▸ **Task brief**
From the entries below, report how many lines contain the string "Namco". Give only that number.

▸ **Records to process**
__________
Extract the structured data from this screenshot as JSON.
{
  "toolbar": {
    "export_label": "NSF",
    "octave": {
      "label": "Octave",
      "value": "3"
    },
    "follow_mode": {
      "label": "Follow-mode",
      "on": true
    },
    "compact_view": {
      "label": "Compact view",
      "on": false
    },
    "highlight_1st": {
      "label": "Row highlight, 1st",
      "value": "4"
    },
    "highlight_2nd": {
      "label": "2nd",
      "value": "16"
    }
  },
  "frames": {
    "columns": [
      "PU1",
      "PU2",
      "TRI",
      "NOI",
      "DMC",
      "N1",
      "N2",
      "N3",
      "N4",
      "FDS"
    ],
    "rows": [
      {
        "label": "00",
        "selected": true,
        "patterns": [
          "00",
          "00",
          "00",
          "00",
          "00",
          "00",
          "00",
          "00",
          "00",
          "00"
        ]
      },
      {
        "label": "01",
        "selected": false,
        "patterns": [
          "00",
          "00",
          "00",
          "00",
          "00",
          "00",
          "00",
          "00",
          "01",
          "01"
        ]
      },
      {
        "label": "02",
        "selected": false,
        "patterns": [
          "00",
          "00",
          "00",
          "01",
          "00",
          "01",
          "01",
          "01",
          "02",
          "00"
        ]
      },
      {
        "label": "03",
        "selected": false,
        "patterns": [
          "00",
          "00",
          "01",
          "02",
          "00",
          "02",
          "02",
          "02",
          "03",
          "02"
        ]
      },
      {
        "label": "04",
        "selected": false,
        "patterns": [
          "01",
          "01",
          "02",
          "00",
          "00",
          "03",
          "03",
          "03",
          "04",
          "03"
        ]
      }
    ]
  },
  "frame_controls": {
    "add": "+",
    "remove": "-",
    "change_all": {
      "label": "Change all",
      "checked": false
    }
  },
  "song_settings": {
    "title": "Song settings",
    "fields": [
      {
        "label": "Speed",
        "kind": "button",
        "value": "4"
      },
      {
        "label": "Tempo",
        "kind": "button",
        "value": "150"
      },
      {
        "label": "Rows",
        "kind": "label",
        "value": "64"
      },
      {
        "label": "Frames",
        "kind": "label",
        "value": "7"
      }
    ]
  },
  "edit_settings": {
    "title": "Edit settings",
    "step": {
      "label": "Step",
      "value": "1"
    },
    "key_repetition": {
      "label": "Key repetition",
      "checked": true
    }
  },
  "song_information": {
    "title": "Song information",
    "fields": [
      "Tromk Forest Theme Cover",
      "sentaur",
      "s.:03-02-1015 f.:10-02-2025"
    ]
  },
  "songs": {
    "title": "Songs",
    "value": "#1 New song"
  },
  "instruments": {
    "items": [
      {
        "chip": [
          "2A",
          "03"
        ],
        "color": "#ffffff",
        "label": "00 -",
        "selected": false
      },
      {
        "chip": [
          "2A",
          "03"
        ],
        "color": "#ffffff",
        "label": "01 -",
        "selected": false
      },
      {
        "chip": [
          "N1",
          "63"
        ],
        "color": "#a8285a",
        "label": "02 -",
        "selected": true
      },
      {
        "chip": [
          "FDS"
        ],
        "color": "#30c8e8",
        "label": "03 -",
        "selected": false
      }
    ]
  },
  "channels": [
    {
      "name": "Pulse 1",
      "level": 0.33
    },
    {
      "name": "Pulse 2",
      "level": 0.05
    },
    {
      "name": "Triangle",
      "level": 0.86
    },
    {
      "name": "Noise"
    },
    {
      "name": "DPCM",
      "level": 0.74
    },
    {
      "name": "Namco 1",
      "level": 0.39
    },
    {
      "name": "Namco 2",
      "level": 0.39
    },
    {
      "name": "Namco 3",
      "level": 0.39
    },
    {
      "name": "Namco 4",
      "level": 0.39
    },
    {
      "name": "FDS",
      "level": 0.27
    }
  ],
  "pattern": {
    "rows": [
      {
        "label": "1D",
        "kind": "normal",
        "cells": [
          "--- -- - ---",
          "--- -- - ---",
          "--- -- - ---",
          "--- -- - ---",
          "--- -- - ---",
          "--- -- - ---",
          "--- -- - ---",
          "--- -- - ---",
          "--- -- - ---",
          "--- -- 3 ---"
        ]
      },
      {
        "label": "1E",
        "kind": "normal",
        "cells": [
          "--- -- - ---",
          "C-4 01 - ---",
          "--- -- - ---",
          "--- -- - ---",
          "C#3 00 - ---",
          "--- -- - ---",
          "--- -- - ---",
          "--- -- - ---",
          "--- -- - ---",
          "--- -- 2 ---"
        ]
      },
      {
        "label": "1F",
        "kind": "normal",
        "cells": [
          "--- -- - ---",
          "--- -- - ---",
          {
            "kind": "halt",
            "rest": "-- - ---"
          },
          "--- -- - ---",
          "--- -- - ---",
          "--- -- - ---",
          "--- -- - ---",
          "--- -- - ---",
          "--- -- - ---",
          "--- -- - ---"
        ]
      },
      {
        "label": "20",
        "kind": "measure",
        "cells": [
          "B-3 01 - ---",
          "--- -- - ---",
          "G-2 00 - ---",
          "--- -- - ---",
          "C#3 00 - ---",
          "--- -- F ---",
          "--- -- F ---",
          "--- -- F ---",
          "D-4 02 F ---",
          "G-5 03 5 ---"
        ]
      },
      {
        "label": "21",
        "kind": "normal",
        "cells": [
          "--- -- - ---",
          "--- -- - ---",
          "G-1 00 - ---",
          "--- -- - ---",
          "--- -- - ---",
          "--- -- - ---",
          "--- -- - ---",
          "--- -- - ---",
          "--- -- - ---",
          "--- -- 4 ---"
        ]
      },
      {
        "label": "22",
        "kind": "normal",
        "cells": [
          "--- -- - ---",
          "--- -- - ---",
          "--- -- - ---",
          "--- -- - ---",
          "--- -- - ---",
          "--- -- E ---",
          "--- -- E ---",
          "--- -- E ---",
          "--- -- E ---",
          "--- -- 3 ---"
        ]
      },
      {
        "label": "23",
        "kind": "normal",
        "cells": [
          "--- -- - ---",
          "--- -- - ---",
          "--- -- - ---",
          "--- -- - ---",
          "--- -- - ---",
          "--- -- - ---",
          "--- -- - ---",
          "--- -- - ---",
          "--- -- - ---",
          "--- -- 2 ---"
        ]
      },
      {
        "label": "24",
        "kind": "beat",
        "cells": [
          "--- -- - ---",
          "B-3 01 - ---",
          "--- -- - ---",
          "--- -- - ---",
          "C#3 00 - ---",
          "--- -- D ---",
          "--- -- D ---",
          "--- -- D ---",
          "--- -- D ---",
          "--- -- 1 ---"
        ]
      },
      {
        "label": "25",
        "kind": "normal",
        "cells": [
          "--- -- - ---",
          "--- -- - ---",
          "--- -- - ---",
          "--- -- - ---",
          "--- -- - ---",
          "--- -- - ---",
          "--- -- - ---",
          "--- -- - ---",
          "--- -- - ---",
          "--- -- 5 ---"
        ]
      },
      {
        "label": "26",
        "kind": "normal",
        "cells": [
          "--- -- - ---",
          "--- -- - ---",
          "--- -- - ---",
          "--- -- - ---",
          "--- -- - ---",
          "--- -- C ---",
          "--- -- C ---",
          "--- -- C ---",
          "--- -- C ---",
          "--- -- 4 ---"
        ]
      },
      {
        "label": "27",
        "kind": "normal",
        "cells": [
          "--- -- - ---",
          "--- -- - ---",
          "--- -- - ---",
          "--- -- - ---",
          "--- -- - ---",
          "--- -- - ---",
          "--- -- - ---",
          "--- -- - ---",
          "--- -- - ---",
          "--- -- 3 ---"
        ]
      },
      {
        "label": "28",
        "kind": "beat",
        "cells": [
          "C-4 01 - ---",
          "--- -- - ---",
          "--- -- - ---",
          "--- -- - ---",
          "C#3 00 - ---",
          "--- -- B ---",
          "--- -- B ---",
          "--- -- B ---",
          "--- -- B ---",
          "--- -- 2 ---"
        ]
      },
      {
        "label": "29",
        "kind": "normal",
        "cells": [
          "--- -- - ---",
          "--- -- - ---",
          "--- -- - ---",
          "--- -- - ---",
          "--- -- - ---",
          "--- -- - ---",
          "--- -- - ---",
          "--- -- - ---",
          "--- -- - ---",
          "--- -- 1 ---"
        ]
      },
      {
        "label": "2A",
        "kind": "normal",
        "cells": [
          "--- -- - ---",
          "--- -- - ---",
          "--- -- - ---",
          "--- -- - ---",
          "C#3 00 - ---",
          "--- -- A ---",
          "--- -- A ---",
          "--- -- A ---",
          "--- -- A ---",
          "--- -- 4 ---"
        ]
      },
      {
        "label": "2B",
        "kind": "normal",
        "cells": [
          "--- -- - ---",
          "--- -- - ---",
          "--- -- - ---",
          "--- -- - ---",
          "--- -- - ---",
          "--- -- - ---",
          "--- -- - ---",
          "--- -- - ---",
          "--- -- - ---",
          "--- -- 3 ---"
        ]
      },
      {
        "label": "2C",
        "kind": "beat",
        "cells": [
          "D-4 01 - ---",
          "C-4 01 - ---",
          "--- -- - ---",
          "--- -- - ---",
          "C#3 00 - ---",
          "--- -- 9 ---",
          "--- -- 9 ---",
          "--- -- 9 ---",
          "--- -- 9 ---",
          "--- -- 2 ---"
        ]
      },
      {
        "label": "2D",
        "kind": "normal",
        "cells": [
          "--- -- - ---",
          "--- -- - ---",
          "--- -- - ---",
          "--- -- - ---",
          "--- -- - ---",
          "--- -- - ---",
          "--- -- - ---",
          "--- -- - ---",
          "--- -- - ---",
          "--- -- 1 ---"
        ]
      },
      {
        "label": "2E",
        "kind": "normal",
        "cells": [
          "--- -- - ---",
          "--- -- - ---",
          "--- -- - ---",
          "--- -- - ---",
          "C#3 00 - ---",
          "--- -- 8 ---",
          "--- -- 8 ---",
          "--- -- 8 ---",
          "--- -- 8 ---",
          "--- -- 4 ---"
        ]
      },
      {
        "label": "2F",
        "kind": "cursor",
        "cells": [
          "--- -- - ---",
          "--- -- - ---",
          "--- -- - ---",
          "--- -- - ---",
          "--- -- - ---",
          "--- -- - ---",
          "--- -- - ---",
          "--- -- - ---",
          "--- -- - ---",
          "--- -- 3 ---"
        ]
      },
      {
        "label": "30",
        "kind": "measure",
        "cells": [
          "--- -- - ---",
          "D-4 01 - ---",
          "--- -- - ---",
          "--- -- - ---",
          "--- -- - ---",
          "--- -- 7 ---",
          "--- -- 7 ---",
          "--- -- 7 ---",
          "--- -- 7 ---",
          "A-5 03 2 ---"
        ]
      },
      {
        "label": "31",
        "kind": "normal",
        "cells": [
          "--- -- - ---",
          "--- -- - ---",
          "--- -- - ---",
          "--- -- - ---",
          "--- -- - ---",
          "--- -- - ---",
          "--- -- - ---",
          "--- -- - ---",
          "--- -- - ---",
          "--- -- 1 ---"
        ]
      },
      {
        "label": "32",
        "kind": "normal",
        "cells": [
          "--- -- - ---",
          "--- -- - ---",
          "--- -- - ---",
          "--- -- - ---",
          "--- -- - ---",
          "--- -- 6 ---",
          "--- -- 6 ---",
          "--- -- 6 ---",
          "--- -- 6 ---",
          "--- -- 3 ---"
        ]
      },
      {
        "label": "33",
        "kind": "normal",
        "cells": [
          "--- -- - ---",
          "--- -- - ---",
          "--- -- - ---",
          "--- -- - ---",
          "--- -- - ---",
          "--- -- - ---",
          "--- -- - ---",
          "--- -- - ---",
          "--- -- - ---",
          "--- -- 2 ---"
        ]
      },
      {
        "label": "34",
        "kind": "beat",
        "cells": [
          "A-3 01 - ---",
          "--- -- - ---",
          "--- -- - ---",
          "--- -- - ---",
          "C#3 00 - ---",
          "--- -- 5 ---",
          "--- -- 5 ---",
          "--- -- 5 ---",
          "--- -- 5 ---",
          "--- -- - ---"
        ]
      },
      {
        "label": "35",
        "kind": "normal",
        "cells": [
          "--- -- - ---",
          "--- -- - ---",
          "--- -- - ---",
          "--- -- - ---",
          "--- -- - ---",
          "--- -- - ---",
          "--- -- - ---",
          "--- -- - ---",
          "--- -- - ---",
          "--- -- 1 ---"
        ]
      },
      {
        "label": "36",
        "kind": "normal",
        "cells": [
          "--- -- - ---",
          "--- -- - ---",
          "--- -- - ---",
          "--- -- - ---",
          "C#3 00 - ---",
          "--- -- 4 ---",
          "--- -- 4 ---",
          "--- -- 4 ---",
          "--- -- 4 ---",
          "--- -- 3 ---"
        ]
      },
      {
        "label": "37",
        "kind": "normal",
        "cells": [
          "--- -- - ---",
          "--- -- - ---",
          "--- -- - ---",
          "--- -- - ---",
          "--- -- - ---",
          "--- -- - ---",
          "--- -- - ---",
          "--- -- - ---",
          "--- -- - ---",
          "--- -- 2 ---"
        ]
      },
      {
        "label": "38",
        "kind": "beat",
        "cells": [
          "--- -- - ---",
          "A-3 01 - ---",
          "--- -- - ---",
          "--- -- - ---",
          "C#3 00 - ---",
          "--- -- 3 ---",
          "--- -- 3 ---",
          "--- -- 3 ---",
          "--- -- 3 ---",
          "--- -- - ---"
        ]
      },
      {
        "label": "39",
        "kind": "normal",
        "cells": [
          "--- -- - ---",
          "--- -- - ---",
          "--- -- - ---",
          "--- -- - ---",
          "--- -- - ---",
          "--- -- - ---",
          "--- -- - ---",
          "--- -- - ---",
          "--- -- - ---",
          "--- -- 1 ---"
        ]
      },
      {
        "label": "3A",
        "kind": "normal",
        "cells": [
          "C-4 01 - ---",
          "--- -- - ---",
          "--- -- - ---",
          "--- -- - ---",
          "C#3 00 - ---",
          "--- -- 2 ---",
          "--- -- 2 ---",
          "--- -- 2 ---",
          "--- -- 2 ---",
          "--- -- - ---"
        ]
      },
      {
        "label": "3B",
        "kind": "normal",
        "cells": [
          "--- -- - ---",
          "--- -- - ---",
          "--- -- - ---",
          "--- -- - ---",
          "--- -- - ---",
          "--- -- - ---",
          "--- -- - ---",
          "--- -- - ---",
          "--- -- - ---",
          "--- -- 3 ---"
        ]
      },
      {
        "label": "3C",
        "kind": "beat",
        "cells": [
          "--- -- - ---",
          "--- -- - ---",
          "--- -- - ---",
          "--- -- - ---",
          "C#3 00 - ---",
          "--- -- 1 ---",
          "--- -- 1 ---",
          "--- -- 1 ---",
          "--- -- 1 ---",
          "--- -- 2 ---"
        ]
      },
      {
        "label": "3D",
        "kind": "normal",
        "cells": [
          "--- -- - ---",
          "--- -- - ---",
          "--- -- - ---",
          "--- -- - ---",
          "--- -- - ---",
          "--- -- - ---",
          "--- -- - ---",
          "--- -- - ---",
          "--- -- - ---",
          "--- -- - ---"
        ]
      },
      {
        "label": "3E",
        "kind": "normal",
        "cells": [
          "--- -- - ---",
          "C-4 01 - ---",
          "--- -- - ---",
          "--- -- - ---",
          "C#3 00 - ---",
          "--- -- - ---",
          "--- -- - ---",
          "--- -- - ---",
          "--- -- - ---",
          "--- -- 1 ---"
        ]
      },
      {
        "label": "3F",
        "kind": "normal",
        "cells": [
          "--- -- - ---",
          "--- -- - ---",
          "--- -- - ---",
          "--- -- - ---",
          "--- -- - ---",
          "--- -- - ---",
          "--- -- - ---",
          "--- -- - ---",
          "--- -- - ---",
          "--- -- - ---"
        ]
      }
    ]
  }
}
__________
▸ **Task solution**
4